It is required that all of the data be written out exactly.
◇ ◇ ◇ ◇
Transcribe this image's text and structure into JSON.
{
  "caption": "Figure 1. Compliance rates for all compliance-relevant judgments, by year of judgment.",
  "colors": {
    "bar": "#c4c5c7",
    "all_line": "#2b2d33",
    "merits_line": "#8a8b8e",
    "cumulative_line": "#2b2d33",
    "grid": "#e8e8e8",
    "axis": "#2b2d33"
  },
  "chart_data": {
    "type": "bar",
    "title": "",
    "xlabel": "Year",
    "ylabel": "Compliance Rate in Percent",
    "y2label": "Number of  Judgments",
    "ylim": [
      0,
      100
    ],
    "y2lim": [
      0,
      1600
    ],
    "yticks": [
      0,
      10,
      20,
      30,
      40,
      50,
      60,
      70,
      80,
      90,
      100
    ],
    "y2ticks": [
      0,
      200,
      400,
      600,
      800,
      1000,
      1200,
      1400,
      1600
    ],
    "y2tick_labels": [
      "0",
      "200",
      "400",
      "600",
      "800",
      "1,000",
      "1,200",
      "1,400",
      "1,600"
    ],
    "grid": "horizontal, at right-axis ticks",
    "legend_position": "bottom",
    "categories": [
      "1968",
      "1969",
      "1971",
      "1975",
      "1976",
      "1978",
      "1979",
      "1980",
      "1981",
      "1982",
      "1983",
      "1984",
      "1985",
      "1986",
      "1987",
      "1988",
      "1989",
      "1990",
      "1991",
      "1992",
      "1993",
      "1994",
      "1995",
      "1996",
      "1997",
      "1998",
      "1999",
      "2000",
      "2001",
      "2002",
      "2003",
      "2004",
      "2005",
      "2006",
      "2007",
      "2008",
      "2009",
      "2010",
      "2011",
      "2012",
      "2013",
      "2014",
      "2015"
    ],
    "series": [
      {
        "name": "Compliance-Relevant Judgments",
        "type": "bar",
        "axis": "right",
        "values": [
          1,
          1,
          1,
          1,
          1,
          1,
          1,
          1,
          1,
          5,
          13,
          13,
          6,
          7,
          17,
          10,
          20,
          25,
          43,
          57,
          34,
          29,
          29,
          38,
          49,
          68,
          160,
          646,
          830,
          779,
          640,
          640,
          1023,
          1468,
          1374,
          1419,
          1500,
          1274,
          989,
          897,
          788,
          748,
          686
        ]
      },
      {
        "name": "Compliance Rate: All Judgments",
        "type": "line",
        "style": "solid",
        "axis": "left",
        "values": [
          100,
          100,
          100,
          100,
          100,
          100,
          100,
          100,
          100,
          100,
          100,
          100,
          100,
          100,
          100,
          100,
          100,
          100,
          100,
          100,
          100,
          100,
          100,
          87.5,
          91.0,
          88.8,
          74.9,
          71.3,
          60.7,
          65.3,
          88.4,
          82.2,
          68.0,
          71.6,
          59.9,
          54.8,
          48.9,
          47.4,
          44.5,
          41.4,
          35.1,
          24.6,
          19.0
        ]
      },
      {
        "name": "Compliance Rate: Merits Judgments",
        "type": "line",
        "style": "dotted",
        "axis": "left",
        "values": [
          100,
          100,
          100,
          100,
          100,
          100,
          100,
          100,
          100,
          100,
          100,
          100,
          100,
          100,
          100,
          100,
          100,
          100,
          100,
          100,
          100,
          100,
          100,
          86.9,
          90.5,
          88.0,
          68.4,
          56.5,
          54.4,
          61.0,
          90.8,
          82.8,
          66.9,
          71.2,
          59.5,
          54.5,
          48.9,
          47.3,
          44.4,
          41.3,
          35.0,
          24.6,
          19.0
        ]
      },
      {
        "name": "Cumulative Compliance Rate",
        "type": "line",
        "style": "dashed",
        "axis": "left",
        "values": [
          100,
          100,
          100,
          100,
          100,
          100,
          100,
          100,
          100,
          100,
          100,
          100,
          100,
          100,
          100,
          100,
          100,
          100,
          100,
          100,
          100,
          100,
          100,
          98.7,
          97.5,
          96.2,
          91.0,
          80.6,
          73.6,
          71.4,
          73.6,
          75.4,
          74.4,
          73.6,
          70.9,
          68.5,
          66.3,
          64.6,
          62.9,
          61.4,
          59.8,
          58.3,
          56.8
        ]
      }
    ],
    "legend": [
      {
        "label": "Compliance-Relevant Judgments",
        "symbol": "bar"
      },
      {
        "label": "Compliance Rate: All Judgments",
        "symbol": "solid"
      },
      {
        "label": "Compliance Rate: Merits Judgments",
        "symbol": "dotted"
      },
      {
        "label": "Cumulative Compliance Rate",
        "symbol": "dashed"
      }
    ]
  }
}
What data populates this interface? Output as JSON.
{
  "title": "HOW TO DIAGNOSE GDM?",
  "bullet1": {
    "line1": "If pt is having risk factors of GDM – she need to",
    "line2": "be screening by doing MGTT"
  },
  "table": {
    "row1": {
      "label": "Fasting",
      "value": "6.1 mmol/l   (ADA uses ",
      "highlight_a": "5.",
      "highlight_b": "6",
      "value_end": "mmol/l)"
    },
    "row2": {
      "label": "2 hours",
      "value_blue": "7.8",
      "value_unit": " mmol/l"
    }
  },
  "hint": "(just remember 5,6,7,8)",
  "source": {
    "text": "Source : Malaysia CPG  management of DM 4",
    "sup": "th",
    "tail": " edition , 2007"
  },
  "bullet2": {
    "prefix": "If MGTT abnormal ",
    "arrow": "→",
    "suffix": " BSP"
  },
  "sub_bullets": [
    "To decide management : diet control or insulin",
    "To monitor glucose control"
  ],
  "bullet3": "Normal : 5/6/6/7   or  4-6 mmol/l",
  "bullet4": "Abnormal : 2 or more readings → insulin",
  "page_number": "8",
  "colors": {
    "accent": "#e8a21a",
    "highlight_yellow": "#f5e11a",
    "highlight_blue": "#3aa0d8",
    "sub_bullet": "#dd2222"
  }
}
◇ ◇ ◇ ◇
• _Completed task_:
Transcribe this image's text and structure into JSON.
{
  "caption": "Figure 1. Compliance rates for all compliance-relevant judgments, by year of judgment.",
  "colors": {
    "bar": "#c4c5c7",
    "all_line": "#2b2d33",
    "merits_line": "#8a8b8e",
    "cumulative_line": "#2b2d33",
    "grid": "#e8e8e8",
    "axis": "#2b2d33"
  },
  "chart_data": {
    "type": "bar",
    "title": "",
    "xlabel": "Year",
    "ylabel": "Compliance Rate in Percent",
    "y2label": "Number of  Judgments",
    "ylim": [
      0,
      100
    ],
    "y2lim": [
      0,
      1600
    ],
    "yticks": [
      0,
      10,
      20,
      30,
      40,
      50,
      60,
      70,
      80,
      90,
      100
    ],
    "y2ticks": [
      0,
      200,
      400,
      600,
      800,
      1000,
      1200,
      1400,
      1600
    ],
    "y2tick_labels": [
      "0",
      "200",
      "400",
      "600",
      "800",
      "1,000",
      "1,200",
      "1,400",
      "1,600"
    ],
    "grid": "horizontal, at right-axis ticks",
    "legend_position": "bottom",
    "categories": [
      "1968",
      "1969",
      "1971",
      "1975",
      "1976",
      "1978",
      "1979",
      "1980",
      "1981",
      "1982",
      "1983",
      "1984",
      "1985",
      "1986",
      "1987",
      "1988",
      "1989",
      "1990",
      "1991",
      "1992",
      "1993",
      "1994",
      "1995",
      "1996",
      "1997",
      "1998",
      "1999",
      "2000",
      "2001",
      "2002",
      "2003",
      "2004",
      "2005",
      "2006",
      "2007",
      "2008",
      "2009",
      "2010",
      "2011",
      "2012",
      "2013",
      "2014",
      "2015"
    ],
    "series": [
      {
        "name": "Compliance-Relevant Judgments",
        "type": "bar",
        "axis": "right",
        "values": [
          1,
          1,
          1,
          1,
          1,
          1,
          1,
          1,
          1,
          5,
          13,
          13,
          6,
          7,
          17,
          10,
          20,
          25,
          43,
          57,
          34,
          29,
          29,
          38,
          49,
          68,
          160,
          646,
          830,
          779,
          640,
          640,
          1023,
          1468,
          1374,
          1419,
          1500,
          1274,
          989,
          897,
          788,
          748,
          686
        ]
      },
      {
        "name": "Compliance Rate: All Judgments",
        "type": "line",
        "style": "solid",
        "axis": "left",
        "values": [
          100,
          100,
          100,
          100,
          100,
          100,
          100,
          100,
          100,
          100,
          100,
          100,
          100,
          100,
          100,
          100,
          100,
          100,
          100,
          100,
          100,
          100,
          100,
          87.5,
          91.0,
          88.8,
          74.9,
          71.3,
          60.7,
          65.3,
          88.4,
          82.2,
          68.0,
          71.6,
          59.9,
          54.8,
          48.9,
          47.4,
          44.5,
          41.4,
          35.1,
          24.6,
          19.0
        ]
      },
      {
        "name": "Compliance Rate: Merits Judgments",
        "type": "line",
        "style": "dotted",
        "axis": "left",
        "values": [
          100,
          100,
          100,
          100,
          100,
          100,
          100,
          100,
          100,
          100,
          100,
          100,
          100,
          100,
          100,
          100,
          100,
          100,
          100,
          100,
          100,
          100,
          100,
          86.9,
          90.5,
          88.0,
          68.4,
          56.5,
          54.4,
          61.0,
          90.8,
          82.8,
          66.9,
          71.2,
          59.5,
          54.5,
          48.9,
          47.3,
          44.4,
          41.3,
          35.0,
          24.6,
          19.0
        ]
      },
      {
        "name": "Cumulative Compliance Rate",
        "type": "line",
        "style": "dashed",
        "axis": "left",
        "values": [
          100,
          100,
          100,
          100,
          100,
          100,
          100,
          100,
          100,
          100,
          100,
          100,
          100,
          100,
          100,
          100,
          100,
          100,
          100,
          100,
          100,
          100,
          100,
          98.7,
          97.5,
          96.2,
          91.0,
          80.6,
          73.6,
          71.4,
          73.6,
          75.4,
          74.4,
          73.6,
          70.9,
          68.5,
          66.3,
          64.6,
          62.9,
          61.4,
          59.8,
          58.3,
          56.8
        ]
      }
    ],
    "legend": [
      {
        "label": "Compliance-Relevant Judgments",
        "symbol": "bar"
      },
      {
        "label": "Compliance Rate: All Judgments",
        "symbol": "solid"
      },
      {
        "label": "Compliance Rate: Merits Judgments",
        "symbol": "dotted"
      },
      {
        "label": "Cumulative Compliance Rate",
        "symbol": "dashed"
      }
    ]
  }
}
What data populates this interface? Output as JSON.
{
  "title": "HOW TO DIAGNOSE GDM?",
  "bullet1": {
    "line1": "If pt is having risk factors of GDM – she need to",
    "line2": "be screening by doing MGTT"
  },
  "table": {
    "row1": {
      "label": "Fasting",
      "value": "6.1 mmol/l   (ADA uses ",
      "highlight_a": "5.",
      "highlight_b": "6",
      "value_end": "mmol/l)"
    },
    "row2": {
      "label": "2 hours",
      "value_blue": "7.8",
      "value_unit": " mmol/l"
    }
  },
  "hint": "(just remember 5,6,7,8)",
  "source": {
    "text": "Source : Malaysia CPG  management of DM 4",
    "sup": "th",
    "tail": " edition , 2007"
  },
  "bullet2": {
    "prefix": "If MGTT abnormal ",
    "arrow": "→",
    "suffix": " BSP"
  },
  "sub_bullets": [
    "To decide management : diet control or insulin",
    "To monitor glucose control"
  ],
  "bullet3": "Normal : 5/6/6/7   or  4-6 mmol/l",
  "bullet4": "Abnormal : 2 or more readings → insulin",
  "page_number": "8",
  "colors": {
    "accent": "#e8a21a",
    "highlight_yellow": "#f5e11a",
    "highlight_blue": "#3aa0d8",
    "sub_bullet": "#dd2222"
  }
}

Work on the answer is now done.